[SUPPLIED ENTRIES]
= = = = =

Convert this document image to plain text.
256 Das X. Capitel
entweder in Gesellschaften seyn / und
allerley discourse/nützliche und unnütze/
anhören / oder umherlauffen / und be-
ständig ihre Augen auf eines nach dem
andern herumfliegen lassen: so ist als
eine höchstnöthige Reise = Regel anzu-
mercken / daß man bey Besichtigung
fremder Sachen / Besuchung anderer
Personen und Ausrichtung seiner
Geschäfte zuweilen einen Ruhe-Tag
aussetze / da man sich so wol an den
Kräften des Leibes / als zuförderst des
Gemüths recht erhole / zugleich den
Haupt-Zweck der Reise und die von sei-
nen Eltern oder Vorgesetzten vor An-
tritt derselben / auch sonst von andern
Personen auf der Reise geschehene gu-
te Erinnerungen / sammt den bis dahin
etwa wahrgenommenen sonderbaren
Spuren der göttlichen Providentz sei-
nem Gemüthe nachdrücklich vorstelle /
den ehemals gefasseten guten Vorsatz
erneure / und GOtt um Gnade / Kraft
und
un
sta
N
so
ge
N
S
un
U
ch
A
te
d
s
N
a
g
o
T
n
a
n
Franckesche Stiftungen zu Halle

= = = = =

[DIRECTIONS]
Output the full listing exactly as it stands.

[COMPLETED TASK]
Convert this document image to plain text.
256 Das X. Capitel
entweder in Gesellschaften seyn / und
allerley discourse/nützliche und unnütze/
anhören / oder umherlauffen / und be-
ständig ihre Augen auf eines nach dem
andern herumfliegen lassen: so ist als
eine höchstnöthige Reise = Regel anzu-
mercken / daß man bey Besichtigung
fremder Sachen / Besuchung anderer
Personen und Ausrichtung seiner
Geschäfte zuweilen einen Ruhe-Tag
aussetze / da man sich so wol an den
Kräften des Leibes / als zuförderst des
Gemüths recht erhole / zugleich den
Haupt-Zweck der Reise und die von sei-
nen Eltern oder Vorgesetzten vor An-
tritt derselben / auch sonst von andern
Personen auf der Reise geschehene gu-
te Erinnerungen / sammt den bis dahin
etwa wahrgenommenen sonderbaren
Spuren der göttlichen Providentz sei-
nem Gemüthe nachdrücklich vorstelle /
den ehemals gefasseten guten Vorsatz
erneure / und GOtt um Gnade / Kraft
und
un
sta
N
so
ge
N
S
un
U
ch
A
te
d
s
N
a
g
o
T
n
a
n
Franckesche Stiftungen zu Halle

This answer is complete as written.